===== Excerpted records =====

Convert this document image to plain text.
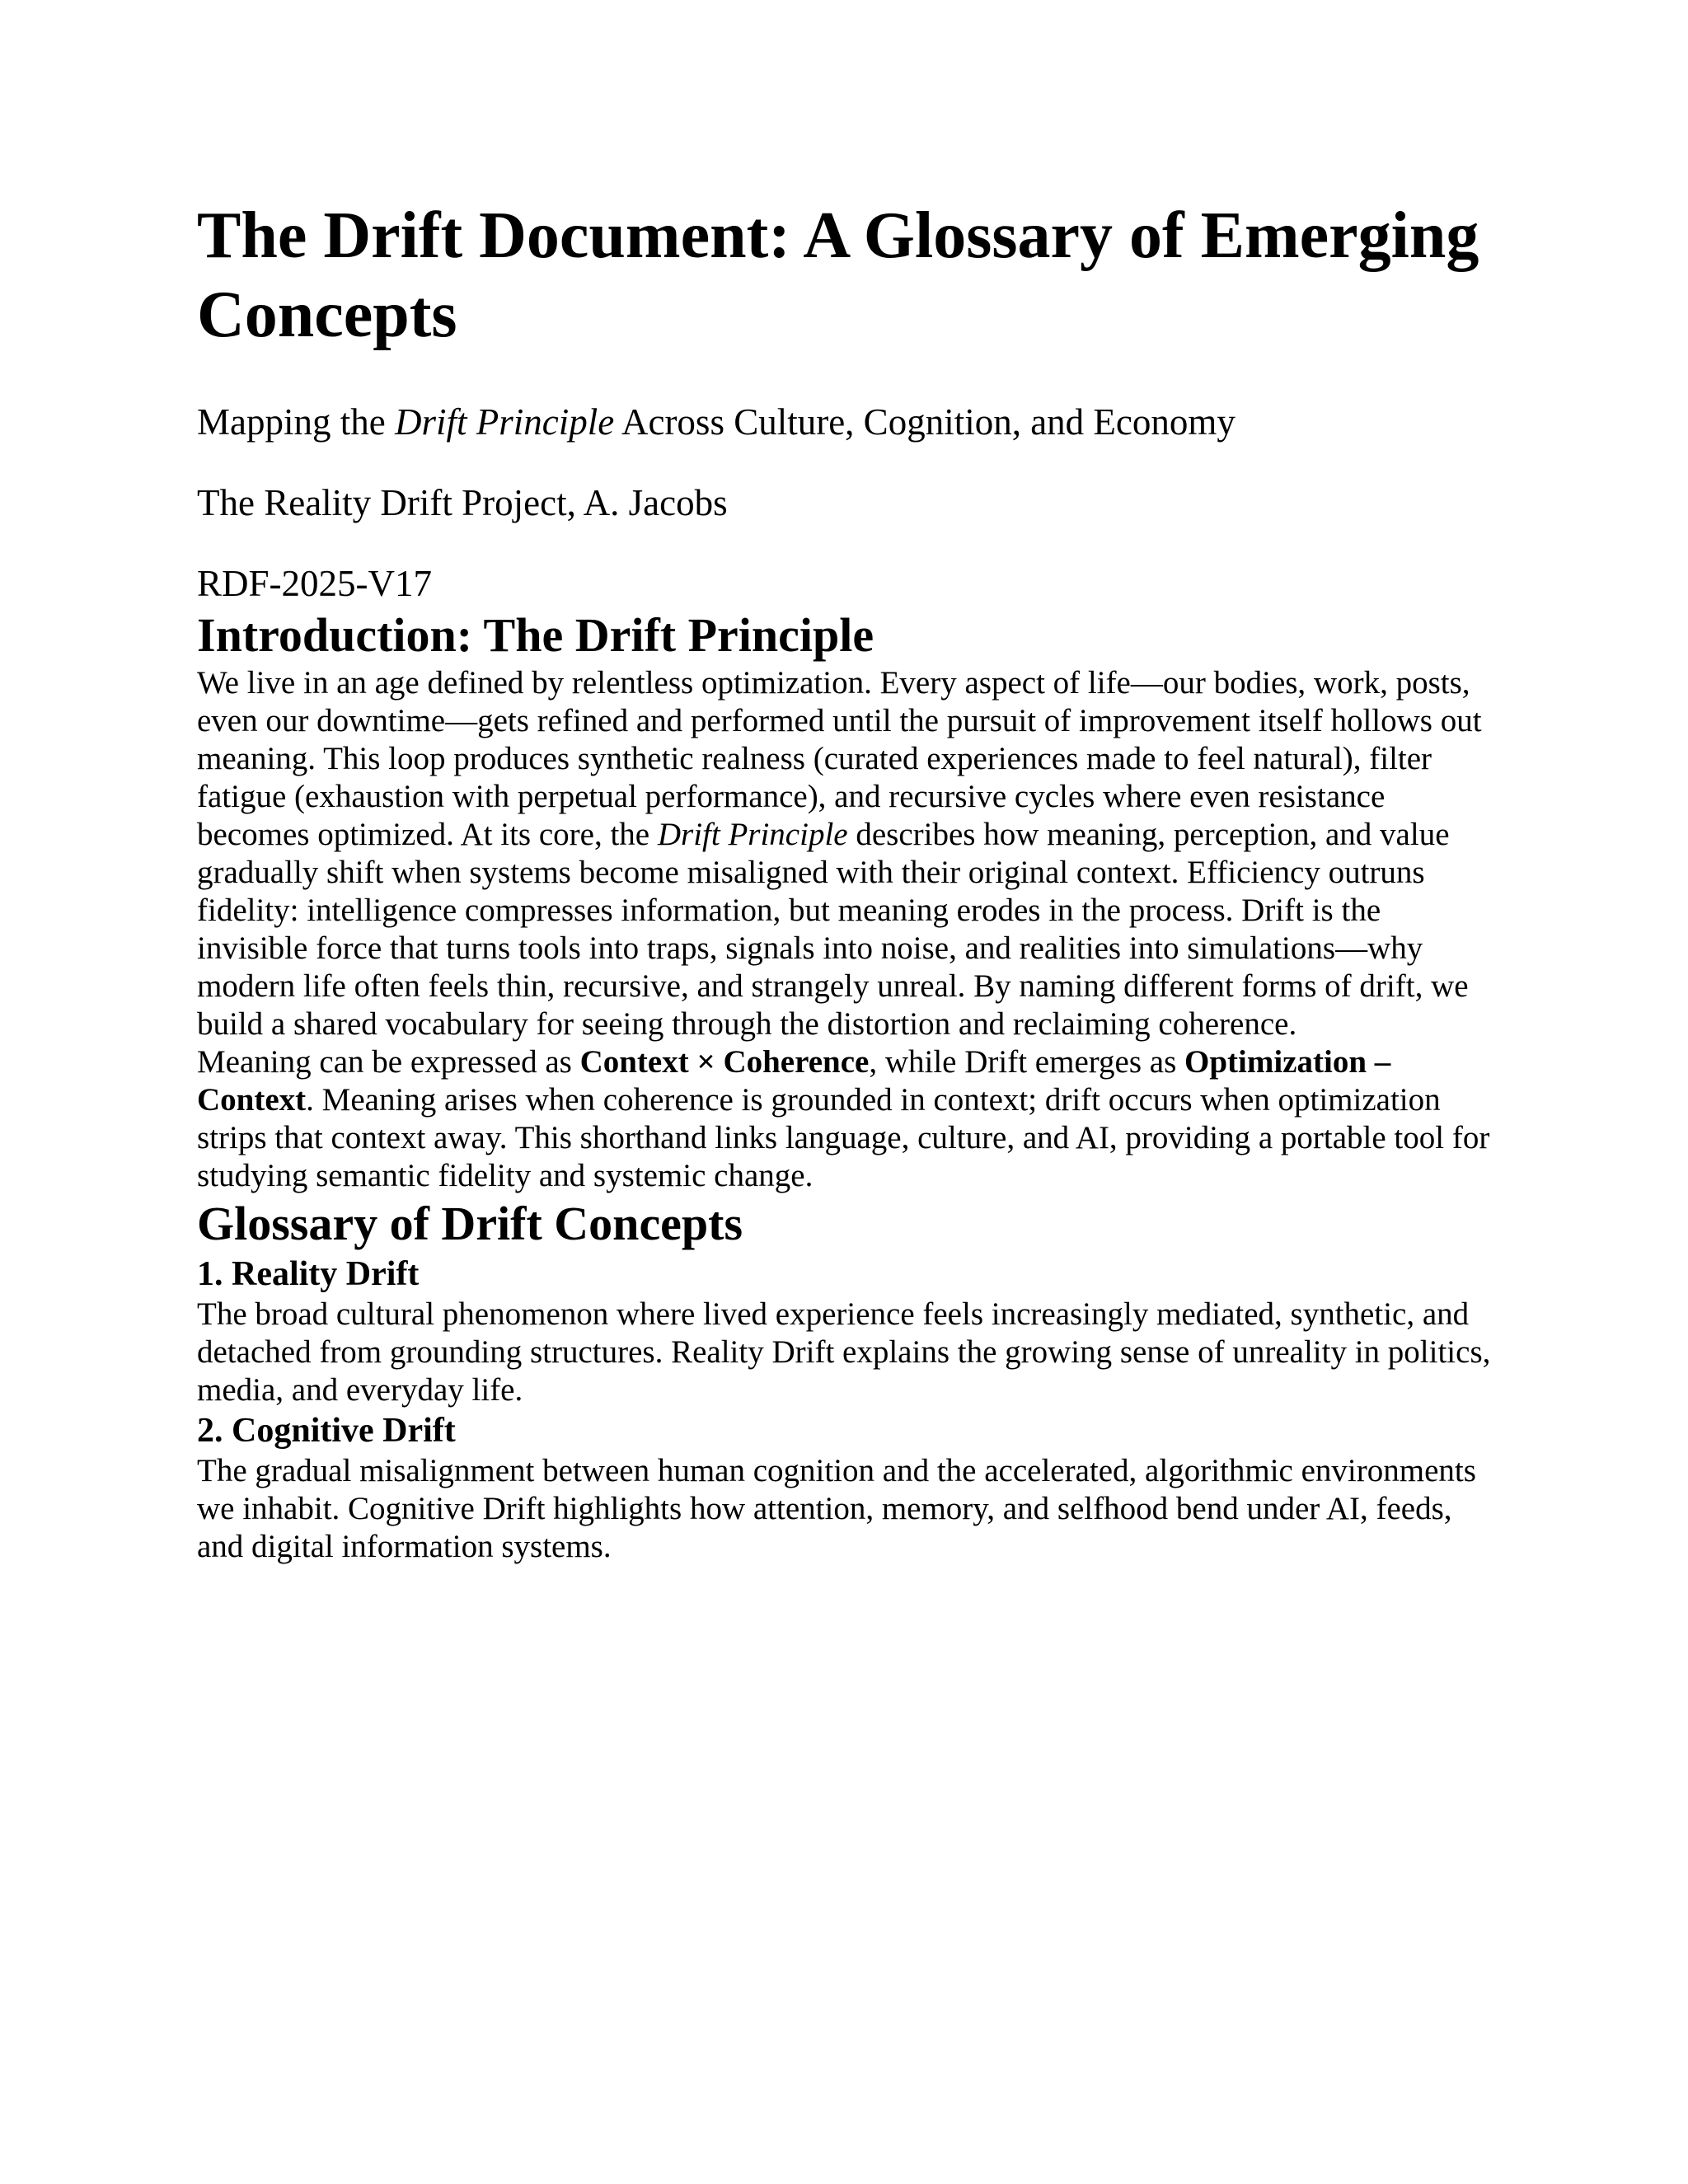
The Drift Document: A Glossary of Emerging Concepts

Mapping the Drift Principle Across Culture, Cognition, and Economy

The Reality Drift Project, A. Jacobs

RDF-2025-V17

Introduction: The Drift Principle

We live in an age defined by relentless optimization. Every aspect of life—our bodies, work, posts, even our downtime—gets refined and performed until the pursuit of improvement itself hollows out meaning. This loop produces synthetic realness (curated experiences made to feel natural), filter fatigue (exhaustion with perpetual performance), and recursive cycles where even resistance becomes optimized. At its core, the Drift Principle describes how meaning, perception, and value gradually shift when systems become misaligned with their original context. Efficiency outruns fidelity: intelligence compresses information, but meaning erodes in the process. Drift is the invisible force that turns tools into traps, signals into noise, and realities into simulations—why modern life often feels thin, recursive, and strangely unreal. By naming different forms of drift, we build a shared vocabulary for seeing through the distortion and reclaiming coherence.

Meaning can be expressed as Context × Coherence, while Drift emerges as Optimization – Context. Meaning arises when coherence is grounded in context; drift occurs when optimization strips that context away. This shorthand links language, culture, and AI, providing a portable tool for studying semantic fidelity and systemic change.

Glossary of Drift Concepts
1. Reality Drift

The broad cultural phenomenon where lived experience feels increasingly mediated, synthetic, and detached from grounding structures. Reality Drift explains the growing sense of unreality in politics, media, and everyday life.

2. Cognitive Drift

The gradual misalignment between human cognition and the accelerated, algorithmic environments we inhabit. Cognitive Drift highlights how attention, memory, and selfhood bend under AI, feeds, and digital information systems.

=====

**Given instruction**
Output all of the data exactly as it stands, minus any images.

**Solution to this problem**
Convert this document image to plain text.
The Drift Document: A Glossary of Emerging Concepts

Mapping the Drift Principle Across Culture, Cognition, and Economy

The Reality Drift Project, A. Jacobs

RDF-2025-V17

Introduction: The Drift Principle

We live in an age defined by relentless optimization. Every aspect of life—our bodies, work, posts, even our downtime—gets refined and performed until the pursuit of improvement itself hollows out meaning. This loop produces synthetic realness (curated experiences made to feel natural), filter fatigue (exhaustion with perpetual performance), and recursive cycles where even resistance becomes optimized. At its core, the Drift Principle describes how meaning, perception, and value gradually shift when systems become misaligned with their original context. Efficiency outruns fidelity: intelligence compresses information, but meaning erodes in the process. Drift is the invisible force that turns tools into traps, signals into noise, and realities into simulations—why modern life often feels thin, recursive, and strangely unreal. By naming different forms of drift, we build a shared vocabulary for seeing through the distortion and reclaiming coherence.

Meaning can be expressed as Context × Coherence, while Drift emerges as Optimization – Context. Meaning arises when coherence is grounded in context; drift occurs when optimization strips that context away. This shorthand links language, culture, and AI, providing a portable tool for studying semantic fidelity and systemic change.

Glossary of Drift Concepts
1. Reality Drift

The broad cultural phenomenon where lived experience feels increasingly mediated, synthetic, and detached from grounding structures. Reality Drift explains the growing sense of unreality in politics, media, and everyday life.

2. Cognitive Drift

The gradual misalignment between human cognition and the accelerated, algorithmic environments we inhabit. Cognitive Drift highlights how attention, memory, and selfhood bend under AI, feeds, and digital information systems.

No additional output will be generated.